Write out the material exactly. Do not include the pictures.
-- BEGIN --
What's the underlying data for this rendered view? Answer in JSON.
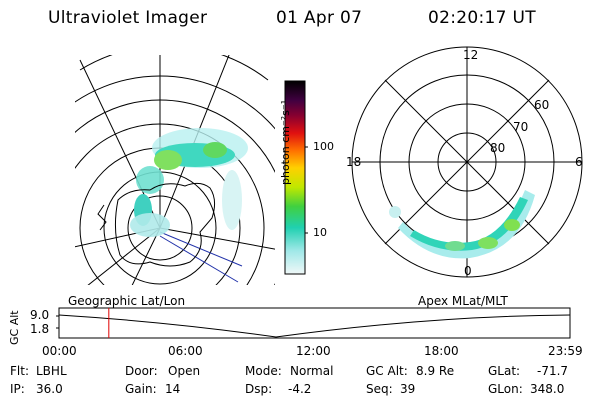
{
  "header": {
    "instrument": "Ultraviolet Imager",
    "date": "01 Apr 07",
    "time": "02:20:17 UT"
  },
  "colorbar": {
    "unit_label": "photon cm⁻²s⁻¹",
    "ticks": [
      "100",
      "10"
    ],
    "scale": "log"
  },
  "geo_map": {
    "label": "Geographic Lat/Lon"
  },
  "polar_map": {
    "label": "Apex MLat/MLT",
    "mlt_labels": {
      "top": "12",
      "left": "18",
      "right": "6",
      "bottom": "0"
    },
    "lat_labels": [
      "60",
      "70",
      "80"
    ]
  },
  "timeline": {
    "axis_label": "GC Alt",
    "y_ticks": [
      "9.0",
      "1.8"
    ],
    "x_ticks": [
      "00:00",
      "06:00",
      "12:00",
      "18:00",
      "23:59"
    ],
    "marker_time": "02:20:17",
    "marker_color": "#e00000"
  },
  "status": {
    "flt_label": "Flt:",
    "flt_value": "LBHL",
    "ip_label": "IP:",
    "ip_value": "36.0",
    "door_label": "Door:",
    "door_value": "Open",
    "gain_label": "Gain:",
    "gain_value": "14",
    "mode_label": "Mode:",
    "mode_value": "Normal",
    "dsp_label": "Dsp:",
    "dsp_value": "-4.2",
    "gcalt_label": "GC Alt:",
    "gcalt_value": "8.9 Re",
    "seq_label": "Seq:",
    "seq_value": "39",
    "glat_label": "GLat:",
    "glat_value": "-71.7",
    "glon_label": "GLon:",
    "glon_value": "348.0"
  }
}
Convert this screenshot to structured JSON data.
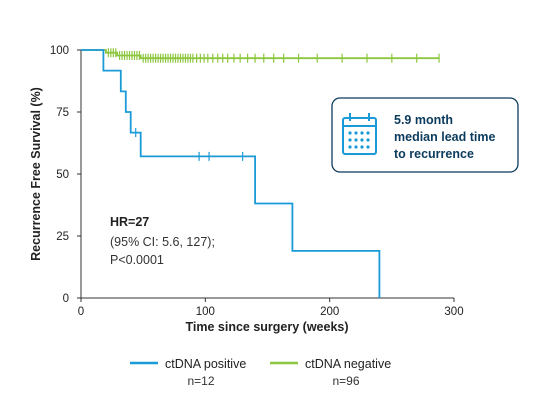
{
  "chart_data": {
    "type": "line",
    "subtype": "kaplan-meier",
    "xlabel": "Time since surgery (weeks)",
    "ylabel": "Recurrence Free Survival (%)",
    "xlim": [
      0,
      300
    ],
    "ylim": [
      0,
      100
    ],
    "xticks": [
      0,
      100,
      200,
      300
    ],
    "yticks": [
      0,
      25,
      50,
      75,
      100
    ],
    "grid": false,
    "legend_position": "bottom",
    "series": [
      {
        "name": "ctDNA positive",
        "n_label": "n=12",
        "color": "#1a9bd7",
        "steps": [
          [
            0,
            100
          ],
          [
            18,
            100
          ],
          [
            18,
            91.7
          ],
          [
            32,
            91.7
          ],
          [
            32,
            83.3
          ],
          [
            36,
            83.3
          ],
          [
            36,
            75
          ],
          [
            40,
            75
          ],
          [
            40,
            66.7
          ],
          [
            48,
            66.7
          ],
          [
            48,
            57.1
          ],
          [
            140,
            57.1
          ],
          [
            140,
            38.1
          ],
          [
            170,
            38.1
          ],
          [
            170,
            19
          ],
          [
            240,
            19
          ],
          [
            240,
            0
          ]
        ],
        "censors": [
          [
            44,
            66.7
          ],
          [
            95,
            57.1
          ],
          [
            103,
            57.1
          ],
          [
            130,
            57.1
          ]
        ]
      },
      {
        "name": "ctDNA negative",
        "n_label": "n=96",
        "color": "#8dc63f",
        "steps": [
          [
            0,
            100
          ],
          [
            20,
            100
          ],
          [
            20,
            98.9
          ],
          [
            29,
            98.9
          ],
          [
            29,
            97.8
          ],
          [
            48,
            97.8
          ],
          [
            48,
            96.7
          ],
          [
            288,
            96.7
          ]
        ],
        "censors": [
          [
            22,
            98.9
          ],
          [
            24,
            98.9
          ],
          [
            26,
            98.9
          ],
          [
            28,
            98.9
          ],
          [
            31,
            97.8
          ],
          [
            33,
            97.8
          ],
          [
            35,
            97.8
          ],
          [
            37,
            97.8
          ],
          [
            39,
            97.8
          ],
          [
            41,
            97.8
          ],
          [
            43,
            97.8
          ],
          [
            45,
            97.8
          ],
          [
            47,
            97.8
          ],
          [
            50,
            96.7
          ],
          [
            52,
            96.7
          ],
          [
            54,
            96.7
          ],
          [
            56,
            96.7
          ],
          [
            58,
            96.7
          ],
          [
            60,
            96.7
          ],
          [
            62,
            96.7
          ],
          [
            64,
            96.7
          ],
          [
            66,
            96.7
          ],
          [
            68,
            96.7
          ],
          [
            70,
            96.7
          ],
          [
            72,
            96.7
          ],
          [
            74,
            96.7
          ],
          [
            76,
            96.7
          ],
          [
            78,
            96.7
          ],
          [
            80,
            96.7
          ],
          [
            82,
            96.7
          ],
          [
            84,
            96.7
          ],
          [
            86,
            96.7
          ],
          [
            88,
            96.7
          ],
          [
            90,
            96.7
          ],
          [
            93,
            96.7
          ],
          [
            96,
            96.7
          ],
          [
            99,
            96.7
          ],
          [
            102,
            96.7
          ],
          [
            106,
            96.7
          ],
          [
            110,
            96.7
          ],
          [
            114,
            96.7
          ],
          [
            118,
            96.7
          ],
          [
            123,
            96.7
          ],
          [
            128,
            96.7
          ],
          [
            134,
            96.7
          ],
          [
            140,
            96.7
          ],
          [
            147,
            96.7
          ],
          [
            155,
            96.7
          ],
          [
            163,
            96.7
          ],
          [
            175,
            96.7
          ],
          [
            190,
            96.7
          ],
          [
            210,
            96.7
          ],
          [
            230,
            96.7
          ],
          [
            250,
            96.7
          ],
          [
            270,
            96.7
          ],
          [
            288,
            96.7
          ]
        ]
      }
    ],
    "annotations": {
      "hr_title": "HR=27",
      "hr_line1": "(95% CI: 5.6, 127);",
      "hr_line2": "P<0.0001",
      "callout_line1": "5.9 month",
      "callout_line2": "median lead time",
      "callout_line3": "to recurrence",
      "callout_icon": "calendar-icon"
    }
  }
}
-- END --
**Solution to the problem**
What's the underlying data for this rendered view? Answer in JSON.
{
  "header": {
    "instrument": "Ultraviolet Imager",
    "date": "01 Apr 07",
    "time": "02:20:17 UT"
  },
  "colorbar": {
    "unit_label": "photon cm⁻²s⁻¹",
    "ticks": [
      "100",
      "10"
    ],
    "scale": "log"
  },
  "geo_map": {
    "label": "Geographic Lat/Lon"
  },
  "polar_map": {
    "label": "Apex MLat/MLT",
    "mlt_labels": {
      "top": "12",
      "left": "18",
      "right": "6",
      "bottom": "0"
    },
    "lat_labels": [
      "60",
      "70",
      "80"
    ]
  },
  "timeline": {
    "axis_label": "GC Alt",
    "y_ticks": [
      "9.0",
      "1.8"
    ],
    "x_ticks": [
      "00:00",
      "06:00",
      "12:00",
      "18:00",
      "23:59"
    ],
    "marker_time": "02:20:17",
    "marker_color": "#e00000"
  },
  "status": {
    "flt_label": "Flt:",
    "flt_value": "LBHL",
    "ip_label": "IP:",
    "ip_value": "36.0",
    "door_label": "Door:",
    "door_value": "Open",
    "gain_label": "Gain:",
    "gain_value": "14",
    "mode_label": "Mode:",
    "mode_value": "Normal",
    "dsp_label": "Dsp:",
    "dsp_value": "-4.2",
    "gcalt_label": "GC Alt:",
    "gcalt_value": "8.9 Re",
    "seq_label": "Seq:",
    "seq_value": "39",
    "glat_label": "GLat:",
    "glat_value": "-71.7",
    "glon_label": "GLon:",
    "glon_value": "348.0"
  }
}
Convert this screenshot to structured JSON data.
{
  "chart_data": {
    "type": "line",
    "subtype": "kaplan-meier",
    "xlabel": "Time since surgery (weeks)",
    "ylabel": "Recurrence Free Survival (%)",
    "xlim": [
      0,
      300
    ],
    "ylim": [
      0,
      100
    ],
    "xticks": [
      0,
      100,
      200,
      300
    ],
    "yticks": [
      0,
      25,
      50,
      75,
      100
    ],
    "grid": false,
    "legend_position": "bottom",
    "series": [
      {
        "name": "ctDNA positive",
        "n_label": "n=12",
        "color": "#1a9bd7",
        "steps": [
          [
            0,
            100
          ],
          [
            18,
            100
          ],
          [
            18,
            91.7
          ],
          [
            32,
            91.7
          ],
          [
            32,
            83.3
          ],
          [
            36,
            83.3
          ],
          [
            36,
            75
          ],
          [
            40,
            75
          ],
          [
            40,
            66.7
          ],
          [
            48,
            66.7
          ],
          [
            48,
            57.1
          ],
          [
            140,
            57.1
          ],
          [
            140,
            38.1
          ],
          [
            170,
            38.1
          ],
          [
            170,
            19
          ],
          [
            240,
            19
          ],
          [
            240,
            0
          ]
        ],
        "censors": [
          [
            44,
            66.7
          ],
          [
            95,
            57.1
          ],
          [
            103,
            57.1
          ],
          [
            130,
            57.1
          ]
        ]
      },
      {
        "name": "ctDNA negative",
        "n_label": "n=96",
        "color": "#8dc63f",
        "steps": [
          [
            0,
            100
          ],
          [
            20,
            100
          ],
          [
            20,
            98.9
          ],
          [
            29,
            98.9
          ],
          [
            29,
            97.8
          ],
          [
            48,
            97.8
          ],
          [
            48,
            96.7
          ],
          [
            288,
            96.7
          ]
        ],
        "censors": [
          [
            22,
            98.9
          ],
          [
            24,
            98.9
          ],
          [
            26,
            98.9
          ],
          [
            28,
            98.9
          ],
          [
            31,
            97.8
          ],
          [
            33,
            97.8
          ],
          [
            35,
            97.8
          ],
          [
            37,
            97.8
          ],
          [
            39,
            97.8
          ],
          [
            41,
            97.8
          ],
          [
            43,
            97.8
          ],
          [
            45,
            97.8
          ],
          [
            47,
            97.8
          ],
          [
            50,
            96.7
          ],
          [
            52,
            96.7
          ],
          [
            54,
            96.7
          ],
          [
            56,
            96.7
          ],
          [
            58,
            96.7
          ],
          [
            60,
            96.7
          ],
          [
            62,
            96.7
          ],
          [
            64,
            96.7
          ],
          [
            66,
            96.7
          ],
          [
            68,
            96.7
          ],
          [
            70,
            96.7
          ],
          [
            72,
            96.7
          ],
          [
            74,
            96.7
          ],
          [
            76,
            96.7
          ],
          [
            78,
            96.7
          ],
          [
            80,
            96.7
          ],
          [
            82,
            96.7
          ],
          [
            84,
            96.7
          ],
          [
            86,
            96.7
          ],
          [
            88,
            96.7
          ],
          [
            90,
            96.7
          ],
          [
            93,
            96.7
          ],
          [
            96,
            96.7
          ],
          [
            99,
            96.7
          ],
          [
            102,
            96.7
          ],
          [
            106,
            96.7
          ],
          [
            110,
            96.7
          ],
          [
            114,
            96.7
          ],
          [
            118,
            96.7
          ],
          [
            123,
            96.7
          ],
          [
            128,
            96.7
          ],
          [
            134,
            96.7
          ],
          [
            140,
            96.7
          ],
          [
            147,
            96.7
          ],
          [
            155,
            96.7
          ],
          [
            163,
            96.7
          ],
          [
            175,
            96.7
          ],
          [
            190,
            96.7
          ],
          [
            210,
            96.7
          ],
          [
            230,
            96.7
          ],
          [
            250,
            96.7
          ],
          [
            270,
            96.7
          ],
          [
            288,
            96.7
          ]
        ]
      }
    ],
    "annotations": {
      "hr_title": "HR=27",
      "hr_line1": "(95% CI: 5.6, 127);",
      "hr_line2": "P<0.0001",
      "callout_line1": "5.9 month",
      "callout_line2": "median lead time",
      "callout_line3": "to recurrence",
      "callout_icon": "calendar-icon"
    }
  }
}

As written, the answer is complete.